## TO DO:
Go through the entries and transcribe each one exactly, dropping the pictures.

## DATA RECORDS:

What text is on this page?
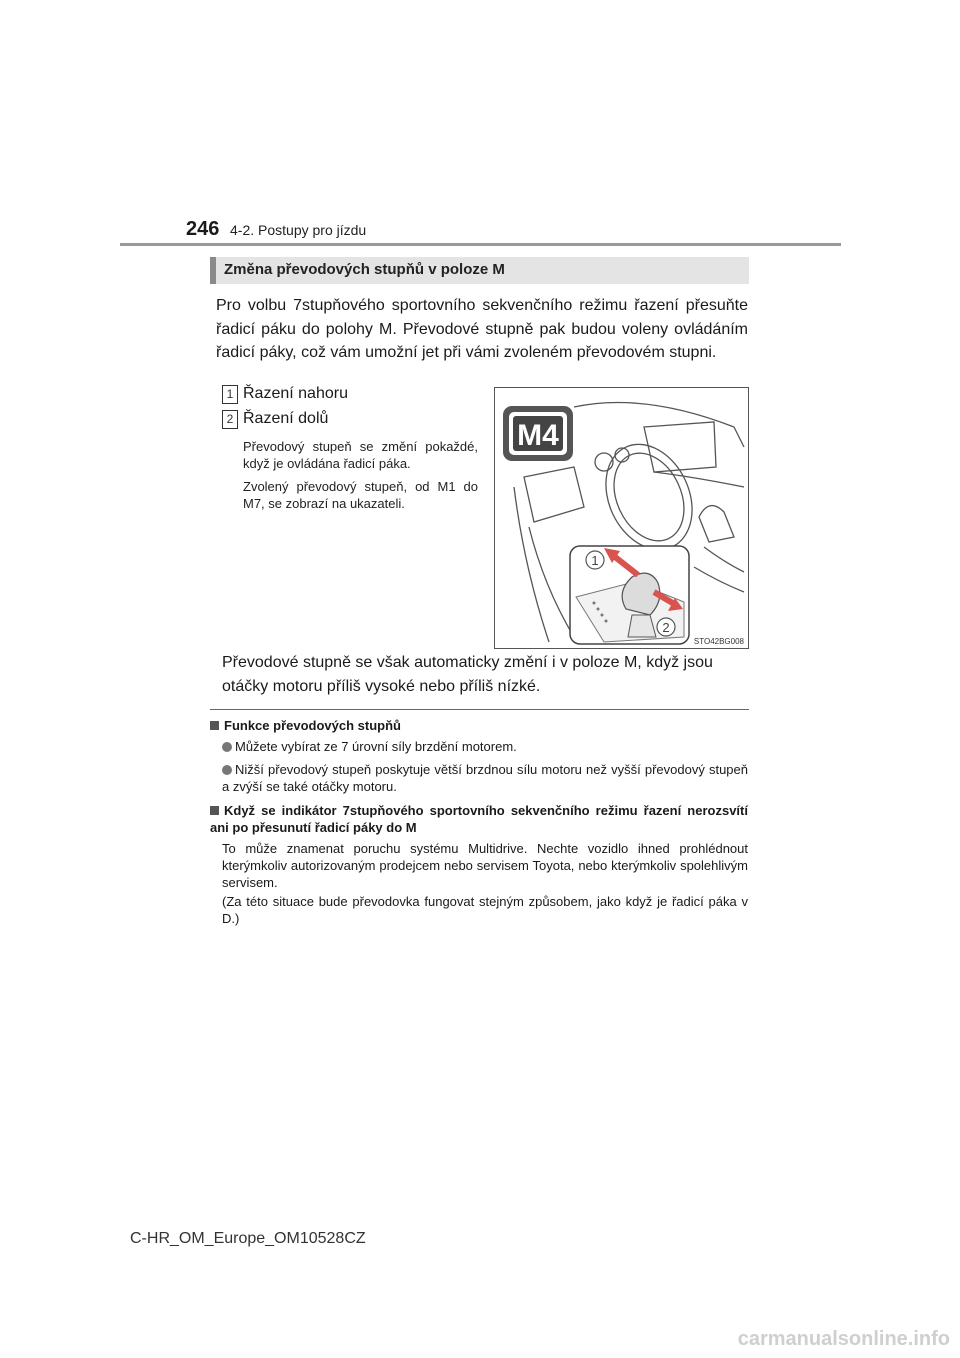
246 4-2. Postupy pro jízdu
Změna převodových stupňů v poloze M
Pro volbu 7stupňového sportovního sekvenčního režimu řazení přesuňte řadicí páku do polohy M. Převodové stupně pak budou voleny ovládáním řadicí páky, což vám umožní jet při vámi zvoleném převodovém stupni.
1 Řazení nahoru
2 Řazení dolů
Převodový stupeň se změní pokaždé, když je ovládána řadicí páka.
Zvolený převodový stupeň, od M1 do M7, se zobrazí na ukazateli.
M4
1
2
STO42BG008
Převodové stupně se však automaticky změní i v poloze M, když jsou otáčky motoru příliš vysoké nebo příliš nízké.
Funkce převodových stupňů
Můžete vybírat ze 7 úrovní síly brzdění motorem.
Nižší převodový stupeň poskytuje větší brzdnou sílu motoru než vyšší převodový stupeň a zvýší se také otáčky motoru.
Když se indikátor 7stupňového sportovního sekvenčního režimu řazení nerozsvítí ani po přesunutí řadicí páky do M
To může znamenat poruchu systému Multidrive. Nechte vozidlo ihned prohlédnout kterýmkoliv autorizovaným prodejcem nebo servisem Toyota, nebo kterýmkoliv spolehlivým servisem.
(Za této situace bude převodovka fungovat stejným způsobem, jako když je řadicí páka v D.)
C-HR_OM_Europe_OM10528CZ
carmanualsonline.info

## SOLUTION FOR THIS EXERCISE:
What text is on this page?
246 4-2. Postupy pro jízdu
Změna převodových stupňů v poloze M
Pro volbu 7stupňového sportovního sekvenčního režimu řazení přesuňte řadicí páku do polohy M. Převodové stupně pak budou voleny ovládáním řadicí páky, což vám umožní jet při vámi zvoleném převodovém stupni.
1 Řazení nahoru
2 Řazení dolů
Převodový stupeň se změní pokaždé, když je ovládána řadicí páka.
Zvolený převodový stupeň, od M1 do M7, se zobrazí na ukazateli.
M4
1
2
STO42BG008
Převodové stupně se však automaticky změní i v poloze M, když jsou otáčky motoru příliš vysoké nebo příliš nízké.
Funkce převodových stupňů
Můžete vybírat ze 7 úrovní síly brzdění motorem.
Nižší převodový stupeň poskytuje větší brzdnou sílu motoru než vyšší převodový stupeň a zvýší se také otáčky motoru.
Když se indikátor 7stupňového sportovního sekvenčního režimu řazení nerozsvítí ani po přesunutí řadicí páky do M
To může znamenat poruchu systému Multidrive. Nechte vozidlo ihned prohlédnout kterýmkoliv autorizovaným prodejcem nebo servisem Toyota, nebo kterýmkoliv spolehlivým servisem.
(Za této situace bude převodovka fungovat stejným způsobem, jako když je řadicí páka v D.)
C-HR_OM_Europe_OM10528CZ
carmanualsonline.info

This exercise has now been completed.